Task description => Every record, from first to last, should be retyped word for word.

[Stored entries]
------------

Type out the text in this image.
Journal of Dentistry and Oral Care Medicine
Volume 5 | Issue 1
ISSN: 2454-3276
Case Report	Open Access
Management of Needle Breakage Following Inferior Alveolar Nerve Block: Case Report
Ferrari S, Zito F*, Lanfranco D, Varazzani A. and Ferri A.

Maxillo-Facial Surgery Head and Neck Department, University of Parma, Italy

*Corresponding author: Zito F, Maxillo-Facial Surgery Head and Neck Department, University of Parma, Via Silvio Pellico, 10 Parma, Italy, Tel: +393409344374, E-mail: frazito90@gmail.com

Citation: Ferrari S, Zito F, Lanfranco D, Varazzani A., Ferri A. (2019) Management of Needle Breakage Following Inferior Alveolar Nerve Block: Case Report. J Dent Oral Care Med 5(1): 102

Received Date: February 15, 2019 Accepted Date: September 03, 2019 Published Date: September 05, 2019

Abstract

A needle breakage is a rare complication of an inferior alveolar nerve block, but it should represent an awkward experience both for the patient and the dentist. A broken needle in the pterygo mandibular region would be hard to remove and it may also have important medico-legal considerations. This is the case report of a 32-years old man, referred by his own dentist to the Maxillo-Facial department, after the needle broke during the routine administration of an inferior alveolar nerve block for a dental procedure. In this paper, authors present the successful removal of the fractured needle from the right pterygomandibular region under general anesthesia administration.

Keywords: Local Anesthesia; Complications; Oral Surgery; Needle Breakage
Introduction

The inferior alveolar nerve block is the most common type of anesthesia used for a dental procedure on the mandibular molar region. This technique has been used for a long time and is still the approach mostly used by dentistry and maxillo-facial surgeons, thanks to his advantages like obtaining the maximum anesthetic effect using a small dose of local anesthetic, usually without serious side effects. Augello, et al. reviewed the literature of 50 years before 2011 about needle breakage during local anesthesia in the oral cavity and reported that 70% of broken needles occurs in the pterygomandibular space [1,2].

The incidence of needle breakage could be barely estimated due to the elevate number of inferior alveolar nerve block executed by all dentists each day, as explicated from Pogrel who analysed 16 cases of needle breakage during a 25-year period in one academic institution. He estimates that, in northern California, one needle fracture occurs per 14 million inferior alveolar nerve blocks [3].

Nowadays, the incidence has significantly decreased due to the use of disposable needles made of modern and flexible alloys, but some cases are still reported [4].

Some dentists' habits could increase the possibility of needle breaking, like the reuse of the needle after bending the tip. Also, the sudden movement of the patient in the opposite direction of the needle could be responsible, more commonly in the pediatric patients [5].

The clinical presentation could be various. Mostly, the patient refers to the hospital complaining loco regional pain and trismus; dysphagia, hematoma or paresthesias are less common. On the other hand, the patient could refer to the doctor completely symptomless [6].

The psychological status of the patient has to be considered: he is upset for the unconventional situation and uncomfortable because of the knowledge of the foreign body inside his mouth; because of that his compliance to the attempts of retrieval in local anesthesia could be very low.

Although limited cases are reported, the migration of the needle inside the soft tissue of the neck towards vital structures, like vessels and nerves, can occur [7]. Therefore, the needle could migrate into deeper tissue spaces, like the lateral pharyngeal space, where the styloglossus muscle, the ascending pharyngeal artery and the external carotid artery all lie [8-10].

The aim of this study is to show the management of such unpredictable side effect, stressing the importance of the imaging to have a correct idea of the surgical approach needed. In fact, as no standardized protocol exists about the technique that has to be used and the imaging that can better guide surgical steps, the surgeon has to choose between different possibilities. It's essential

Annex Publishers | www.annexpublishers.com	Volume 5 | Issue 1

------------

The completed task =>
Type out the text in this image.
Journal of Dentistry and Oral Care Medicine
Volume 5 | Issue 1
ISSN: 2454-3276
Case Report	Open Access
Management of Needle Breakage Following Inferior Alveolar Nerve Block: Case Report
Ferrari S, Zito F*, Lanfranco D, Varazzani A. and Ferri A.

Maxillo-Facial Surgery Head and Neck Department, University of Parma, Italy

*Corresponding author: Zito F, Maxillo-Facial Surgery Head and Neck Department, University of Parma, Via Silvio Pellico, 10 Parma, Italy, Tel: +393409344374, E-mail: frazito90@gmail.com

Citation: Ferrari S, Zito F, Lanfranco D, Varazzani A., Ferri A. (2019) Management of Needle Breakage Following Inferior Alveolar Nerve Block: Case Report. J Dent Oral Care Med 5(1): 102

Received Date: February 15, 2019 Accepted Date: September 03, 2019 Published Date: September 05, 2019

Abstract

A needle breakage is a rare complication of an inferior alveolar nerve block, but it should represent an awkward experience both for the patient and the dentist. A broken needle in the pterygo mandibular region would be hard to remove and it may also have important medico-legal considerations. This is the case report of a 32-years old man, referred by his own dentist to the Maxillo-Facial department, after the needle broke during the routine administration of an inferior alveolar nerve block for a dental procedure. In this paper, authors present the successful removal of the fractured needle from the right pterygomandibular region under general anesthesia administration.

Keywords: Local Anesthesia; Complications; Oral Surgery; Needle Breakage
Introduction

The inferior alveolar nerve block is the most common type of anesthesia used for a dental procedure on the mandibular molar region. This technique has been used for a long time and is still the approach mostly used by dentistry and maxillo-facial surgeons, thanks to his advantages like obtaining the maximum anesthetic effect using a small dose of local anesthetic, usually without serious side effects. Augello, et al. reviewed the literature of 50 years before 2011 about needle breakage during local anesthesia in the oral cavity and reported that 70% of broken needles occurs in the pterygomandibular space [1,2].

The incidence of needle breakage could be barely estimated due to the elevate number of inferior alveolar nerve block executed by all dentists each day, as explicated from Pogrel who analysed 16 cases of needle breakage during a 25-year period in one academic institution. He estimates that, in northern California, one needle fracture occurs per 14 million inferior alveolar nerve blocks [3].

Nowadays, the incidence has significantly decreased due to the use of disposable needles made of modern and flexible alloys, but some cases are still reported [4].

Some dentists' habits could increase the possibility of needle breaking, like the reuse of the needle after bending the tip. Also, the sudden movement of the patient in the opposite direction of the needle could be responsible, more commonly in the pediatric patients [5].

The clinical presentation could be various. Mostly, the patient refers to the hospital complaining loco regional pain and trismus; dysphagia, hematoma or paresthesias are less common. On the other hand, the patient could refer to the doctor completely symptomless [6].

The psychological status of the patient has to be considered: he is upset for the unconventional situation and uncomfortable because of the knowledge of the foreign body inside his mouth; because of that his compliance to the attempts of retrieval in local anesthesia could be very low.

Although limited cases are reported, the migration of the needle inside the soft tissue of the neck towards vital structures, like vessels and nerves, can occur [7]. Therefore, the needle could migrate into deeper tissue spaces, like the lateral pharyngeal space, where the styloglossus muscle, the ascending pharyngeal artery and the external carotid artery all lie [8-10].

The aim of this study is to show the management of such unpredictable side effect, stressing the importance of the imaging to have a correct idea of the surgical approach needed. In fact, as no standardized protocol exists about the technique that has to be used and the imaging that can better guide surgical steps, the surgeon has to choose between different possibilities. It's essential

Annex Publishers | www.annexpublishers.com	Volume 5 | Issue 1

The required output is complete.